-- What is needed --
Lines containing the word "AVANCE" are the ones to copy from the records below.

-- Dataset excerpts --
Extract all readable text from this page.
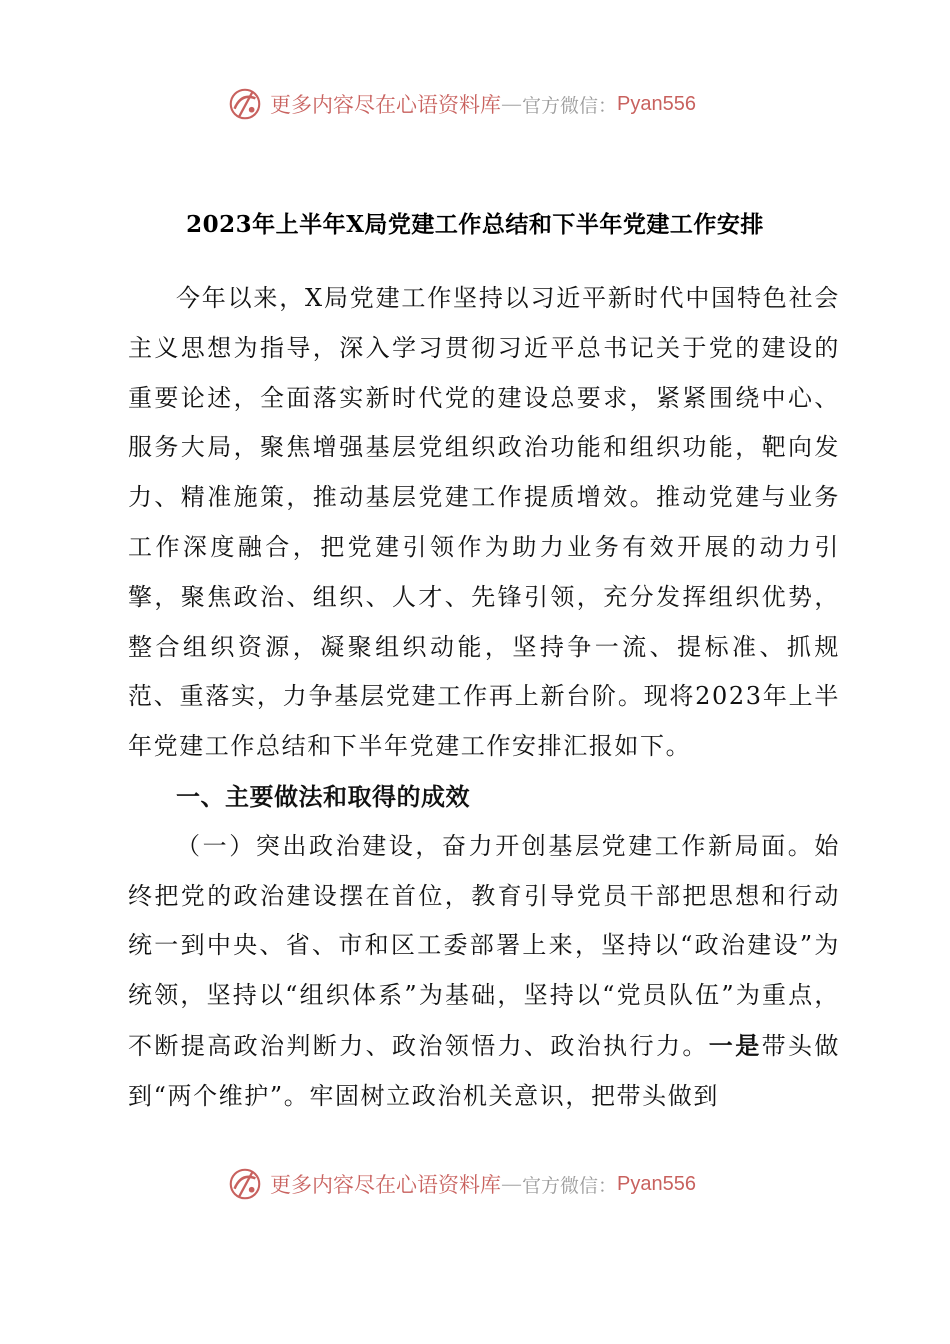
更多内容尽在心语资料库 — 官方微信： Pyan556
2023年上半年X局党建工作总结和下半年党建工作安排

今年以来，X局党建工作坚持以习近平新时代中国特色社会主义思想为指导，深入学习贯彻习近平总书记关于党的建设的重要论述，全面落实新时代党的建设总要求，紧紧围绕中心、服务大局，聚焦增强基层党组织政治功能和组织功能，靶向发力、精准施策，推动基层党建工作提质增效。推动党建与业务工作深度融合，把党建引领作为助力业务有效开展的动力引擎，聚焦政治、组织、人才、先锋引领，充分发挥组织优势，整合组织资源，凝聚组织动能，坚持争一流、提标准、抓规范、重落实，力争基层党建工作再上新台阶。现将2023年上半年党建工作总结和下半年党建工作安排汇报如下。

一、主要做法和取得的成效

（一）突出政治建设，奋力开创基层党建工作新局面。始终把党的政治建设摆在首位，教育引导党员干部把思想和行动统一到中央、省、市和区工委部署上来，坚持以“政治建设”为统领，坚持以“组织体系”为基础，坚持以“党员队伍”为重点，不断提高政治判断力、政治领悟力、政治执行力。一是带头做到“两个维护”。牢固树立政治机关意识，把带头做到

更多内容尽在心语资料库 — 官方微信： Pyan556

==

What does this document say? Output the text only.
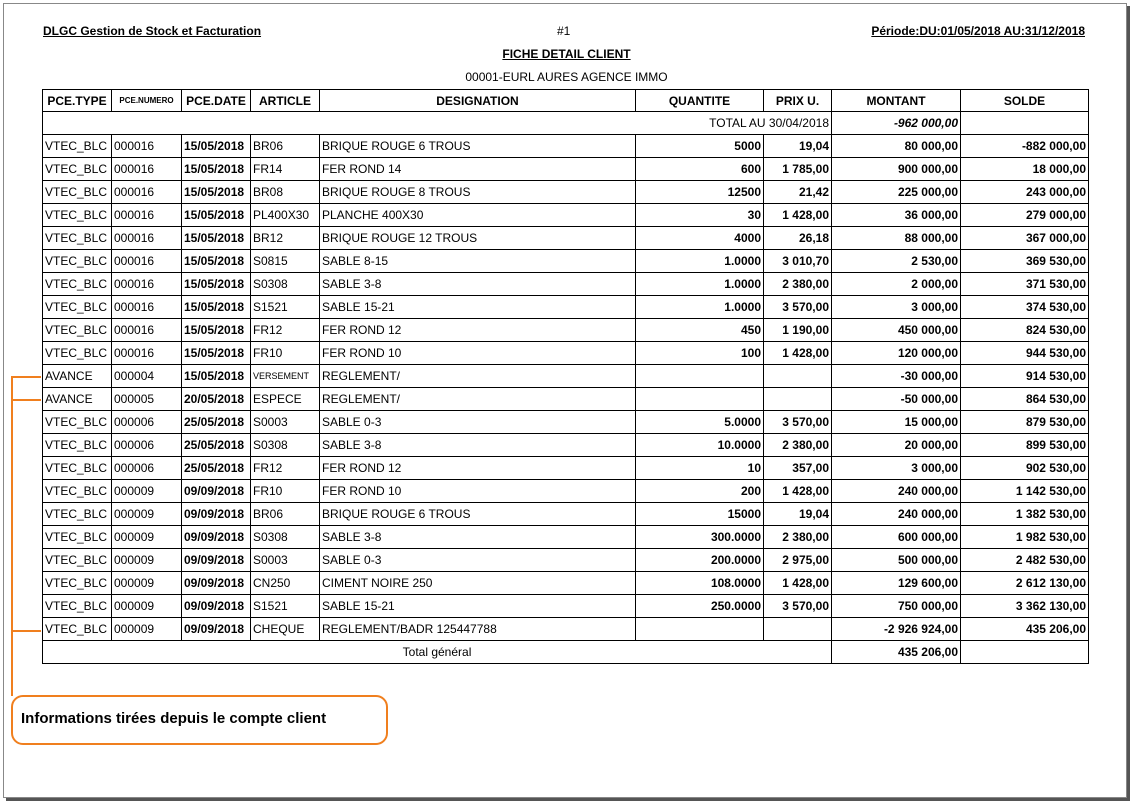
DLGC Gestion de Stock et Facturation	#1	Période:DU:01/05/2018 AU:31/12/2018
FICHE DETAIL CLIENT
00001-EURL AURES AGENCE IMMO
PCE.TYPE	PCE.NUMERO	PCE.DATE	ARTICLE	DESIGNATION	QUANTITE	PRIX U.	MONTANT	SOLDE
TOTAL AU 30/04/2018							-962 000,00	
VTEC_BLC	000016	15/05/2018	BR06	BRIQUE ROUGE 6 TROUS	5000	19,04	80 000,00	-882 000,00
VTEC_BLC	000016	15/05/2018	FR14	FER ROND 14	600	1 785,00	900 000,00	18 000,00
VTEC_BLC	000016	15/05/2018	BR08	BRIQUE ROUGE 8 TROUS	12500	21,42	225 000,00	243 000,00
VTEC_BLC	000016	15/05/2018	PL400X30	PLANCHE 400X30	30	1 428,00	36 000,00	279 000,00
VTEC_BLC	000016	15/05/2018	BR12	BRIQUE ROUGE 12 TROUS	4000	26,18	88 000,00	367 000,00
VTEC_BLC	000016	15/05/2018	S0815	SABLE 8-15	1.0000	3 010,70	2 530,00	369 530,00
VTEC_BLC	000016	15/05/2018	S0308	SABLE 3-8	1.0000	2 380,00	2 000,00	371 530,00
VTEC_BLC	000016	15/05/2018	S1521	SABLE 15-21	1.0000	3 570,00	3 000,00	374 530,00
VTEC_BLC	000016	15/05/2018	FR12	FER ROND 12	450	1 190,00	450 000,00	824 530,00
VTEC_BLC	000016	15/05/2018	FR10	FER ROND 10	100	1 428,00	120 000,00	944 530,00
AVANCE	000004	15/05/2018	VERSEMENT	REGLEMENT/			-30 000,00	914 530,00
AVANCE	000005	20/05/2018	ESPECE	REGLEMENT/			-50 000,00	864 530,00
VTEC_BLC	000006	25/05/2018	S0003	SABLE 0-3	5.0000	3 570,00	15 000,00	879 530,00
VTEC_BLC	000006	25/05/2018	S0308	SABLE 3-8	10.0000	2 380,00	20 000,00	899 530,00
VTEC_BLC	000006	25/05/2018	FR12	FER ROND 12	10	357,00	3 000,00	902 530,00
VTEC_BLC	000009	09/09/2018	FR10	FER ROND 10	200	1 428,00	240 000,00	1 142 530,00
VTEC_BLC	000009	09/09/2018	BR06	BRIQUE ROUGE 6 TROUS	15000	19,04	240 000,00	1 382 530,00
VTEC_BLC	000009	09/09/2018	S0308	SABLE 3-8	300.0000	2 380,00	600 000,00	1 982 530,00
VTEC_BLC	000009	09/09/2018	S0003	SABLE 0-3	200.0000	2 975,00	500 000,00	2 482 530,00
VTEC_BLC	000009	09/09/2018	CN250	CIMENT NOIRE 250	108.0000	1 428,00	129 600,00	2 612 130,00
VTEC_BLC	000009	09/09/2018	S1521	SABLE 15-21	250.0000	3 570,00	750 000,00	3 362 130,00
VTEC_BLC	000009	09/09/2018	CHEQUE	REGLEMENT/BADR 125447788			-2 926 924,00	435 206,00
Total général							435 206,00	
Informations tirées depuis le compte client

-- The response --
AVANCE	000004	15/05/2018	VERSEMENT	REGLEMENT/			-30 000,00	914 530,00
AVANCE	000005	20/05/2018	ESPECE	REGLEMENT/			-50 000,00	864 530,00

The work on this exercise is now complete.